[Dataset excerpt]
● ● ●

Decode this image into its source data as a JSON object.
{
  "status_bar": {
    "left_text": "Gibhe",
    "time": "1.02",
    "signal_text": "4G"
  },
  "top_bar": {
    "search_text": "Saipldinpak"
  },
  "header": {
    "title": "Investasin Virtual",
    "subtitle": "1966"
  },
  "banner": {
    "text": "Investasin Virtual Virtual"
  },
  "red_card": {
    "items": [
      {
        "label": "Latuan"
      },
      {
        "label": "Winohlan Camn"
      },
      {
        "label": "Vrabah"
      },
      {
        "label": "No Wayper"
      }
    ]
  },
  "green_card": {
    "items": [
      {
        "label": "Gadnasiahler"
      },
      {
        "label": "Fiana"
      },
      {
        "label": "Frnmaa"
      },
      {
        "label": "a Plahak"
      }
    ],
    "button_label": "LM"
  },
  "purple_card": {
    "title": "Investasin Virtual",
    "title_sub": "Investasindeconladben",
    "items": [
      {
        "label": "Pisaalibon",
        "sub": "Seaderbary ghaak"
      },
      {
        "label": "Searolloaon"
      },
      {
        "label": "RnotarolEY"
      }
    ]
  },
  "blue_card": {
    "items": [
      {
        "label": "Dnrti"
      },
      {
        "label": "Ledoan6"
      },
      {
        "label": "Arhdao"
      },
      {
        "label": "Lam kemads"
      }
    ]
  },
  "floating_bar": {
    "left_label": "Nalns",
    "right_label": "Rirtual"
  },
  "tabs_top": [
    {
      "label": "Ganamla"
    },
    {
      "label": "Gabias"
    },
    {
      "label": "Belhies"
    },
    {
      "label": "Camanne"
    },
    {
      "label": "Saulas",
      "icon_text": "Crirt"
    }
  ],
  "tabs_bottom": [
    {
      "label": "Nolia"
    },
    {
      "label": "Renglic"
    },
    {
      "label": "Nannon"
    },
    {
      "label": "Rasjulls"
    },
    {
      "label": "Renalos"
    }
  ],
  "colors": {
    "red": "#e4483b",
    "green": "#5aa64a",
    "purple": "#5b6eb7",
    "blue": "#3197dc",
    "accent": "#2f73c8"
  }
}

● ● ●

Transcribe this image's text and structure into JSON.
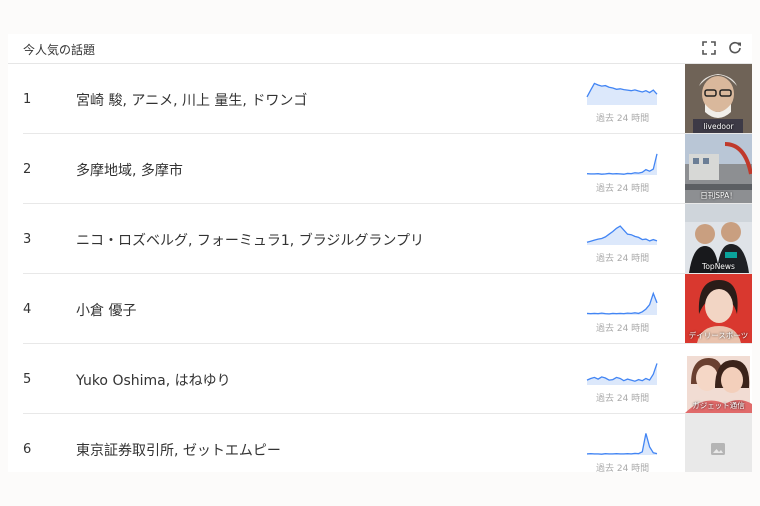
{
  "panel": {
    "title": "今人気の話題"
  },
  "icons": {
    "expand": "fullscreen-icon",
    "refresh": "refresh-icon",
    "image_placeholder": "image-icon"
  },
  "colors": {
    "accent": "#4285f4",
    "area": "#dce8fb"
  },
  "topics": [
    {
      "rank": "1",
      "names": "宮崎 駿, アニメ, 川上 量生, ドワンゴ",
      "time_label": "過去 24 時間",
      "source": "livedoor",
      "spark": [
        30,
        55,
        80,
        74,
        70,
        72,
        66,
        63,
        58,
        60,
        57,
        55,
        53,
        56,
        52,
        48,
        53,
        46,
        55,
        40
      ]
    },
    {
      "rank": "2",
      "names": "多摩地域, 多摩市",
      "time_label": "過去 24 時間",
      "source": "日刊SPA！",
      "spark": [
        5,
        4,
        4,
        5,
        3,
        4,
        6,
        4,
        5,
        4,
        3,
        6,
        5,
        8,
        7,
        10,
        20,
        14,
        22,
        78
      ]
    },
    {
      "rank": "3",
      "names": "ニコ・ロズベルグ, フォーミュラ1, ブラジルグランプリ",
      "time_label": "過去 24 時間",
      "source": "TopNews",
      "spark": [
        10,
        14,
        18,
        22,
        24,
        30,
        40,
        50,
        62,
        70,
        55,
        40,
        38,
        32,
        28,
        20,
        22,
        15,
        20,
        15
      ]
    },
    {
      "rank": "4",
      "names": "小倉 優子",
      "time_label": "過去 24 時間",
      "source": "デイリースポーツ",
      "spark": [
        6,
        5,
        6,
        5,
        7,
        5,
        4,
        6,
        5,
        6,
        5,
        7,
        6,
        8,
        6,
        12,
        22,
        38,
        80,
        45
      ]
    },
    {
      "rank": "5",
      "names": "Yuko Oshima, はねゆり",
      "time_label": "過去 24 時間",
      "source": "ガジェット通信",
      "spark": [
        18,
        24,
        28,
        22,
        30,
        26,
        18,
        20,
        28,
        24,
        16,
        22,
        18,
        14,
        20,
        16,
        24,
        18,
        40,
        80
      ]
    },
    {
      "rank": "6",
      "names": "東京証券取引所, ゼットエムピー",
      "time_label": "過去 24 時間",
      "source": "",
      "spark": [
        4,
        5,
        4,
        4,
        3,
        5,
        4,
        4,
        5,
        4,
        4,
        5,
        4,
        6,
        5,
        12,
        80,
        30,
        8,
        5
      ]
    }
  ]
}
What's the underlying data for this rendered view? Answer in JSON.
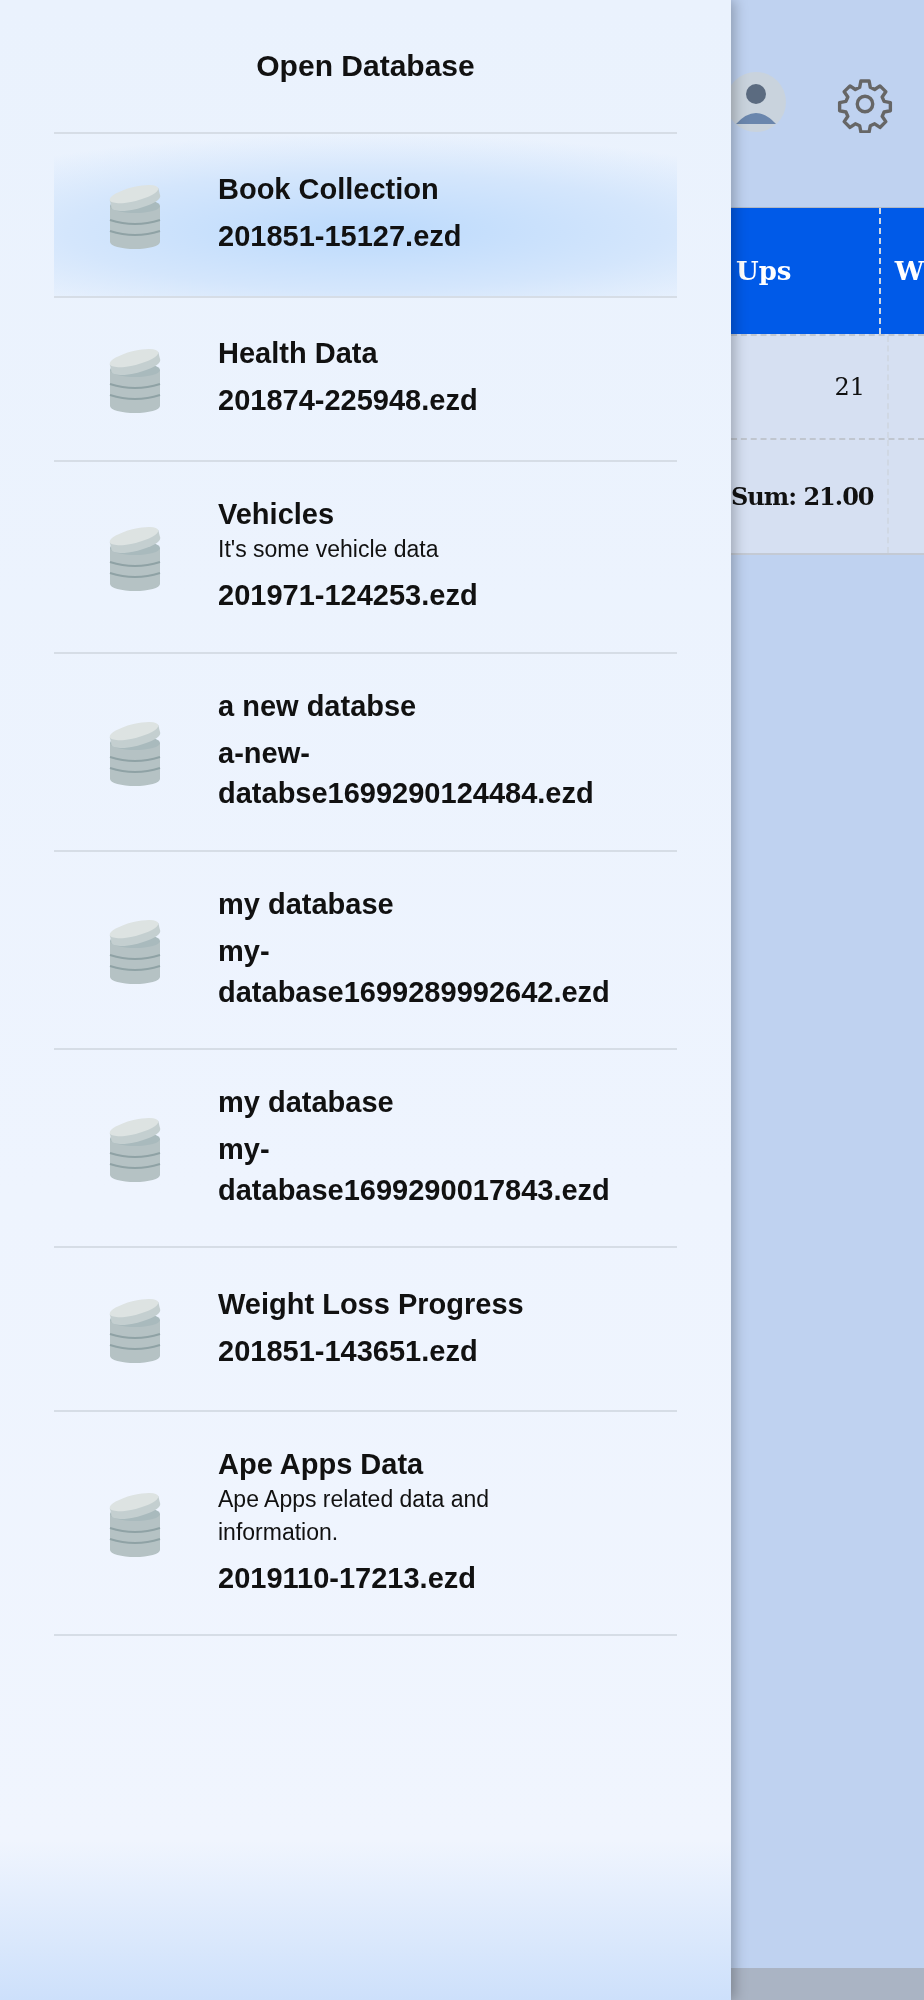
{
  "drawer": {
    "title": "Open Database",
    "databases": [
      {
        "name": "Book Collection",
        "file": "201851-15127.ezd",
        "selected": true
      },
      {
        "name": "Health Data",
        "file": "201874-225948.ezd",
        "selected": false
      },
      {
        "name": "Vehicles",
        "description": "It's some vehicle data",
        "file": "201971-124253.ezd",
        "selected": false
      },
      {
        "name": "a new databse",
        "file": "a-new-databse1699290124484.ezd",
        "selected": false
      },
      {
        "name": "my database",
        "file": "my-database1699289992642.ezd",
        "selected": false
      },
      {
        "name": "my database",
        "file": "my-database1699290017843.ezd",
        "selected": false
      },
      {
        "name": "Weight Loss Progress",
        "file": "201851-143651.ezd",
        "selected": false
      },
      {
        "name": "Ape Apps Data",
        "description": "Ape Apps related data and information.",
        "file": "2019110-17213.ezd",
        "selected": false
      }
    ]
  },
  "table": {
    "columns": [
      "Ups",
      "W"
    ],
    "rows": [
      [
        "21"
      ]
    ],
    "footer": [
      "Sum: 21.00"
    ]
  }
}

● ● ●

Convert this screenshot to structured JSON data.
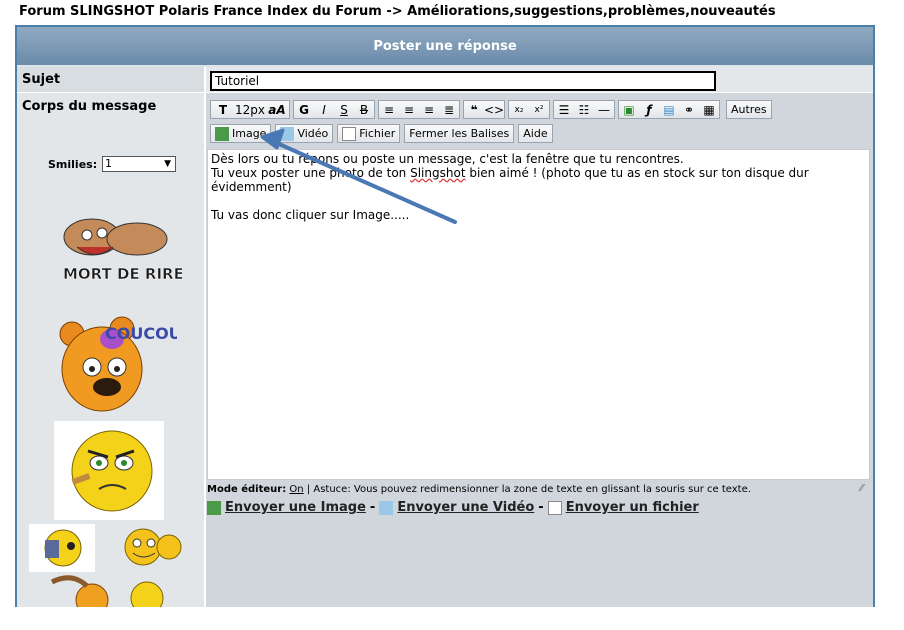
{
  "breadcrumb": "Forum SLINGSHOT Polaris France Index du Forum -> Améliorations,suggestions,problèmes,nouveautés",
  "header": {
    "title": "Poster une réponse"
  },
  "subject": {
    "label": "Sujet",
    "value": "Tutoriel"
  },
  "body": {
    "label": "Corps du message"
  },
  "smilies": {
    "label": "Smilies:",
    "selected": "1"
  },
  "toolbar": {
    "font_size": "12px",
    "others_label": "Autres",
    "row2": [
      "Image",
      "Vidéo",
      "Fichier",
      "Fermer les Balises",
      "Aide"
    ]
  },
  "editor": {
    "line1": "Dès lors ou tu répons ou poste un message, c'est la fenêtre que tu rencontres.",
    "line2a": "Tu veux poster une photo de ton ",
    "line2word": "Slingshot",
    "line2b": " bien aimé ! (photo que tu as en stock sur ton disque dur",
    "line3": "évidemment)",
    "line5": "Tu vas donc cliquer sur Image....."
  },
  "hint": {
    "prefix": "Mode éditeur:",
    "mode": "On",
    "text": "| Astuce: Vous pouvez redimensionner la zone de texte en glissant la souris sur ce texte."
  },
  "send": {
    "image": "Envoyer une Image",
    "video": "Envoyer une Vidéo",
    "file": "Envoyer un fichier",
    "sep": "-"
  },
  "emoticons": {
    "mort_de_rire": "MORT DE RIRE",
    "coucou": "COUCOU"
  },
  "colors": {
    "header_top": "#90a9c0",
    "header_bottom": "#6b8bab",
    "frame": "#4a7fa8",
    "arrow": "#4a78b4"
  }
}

● ● ●

▶ **EXERCISE PROMPT**
Reply with nothing but a number: how many lines of the entries above contain the string "into"?

▶ **EXERCISE SOLUTION**
2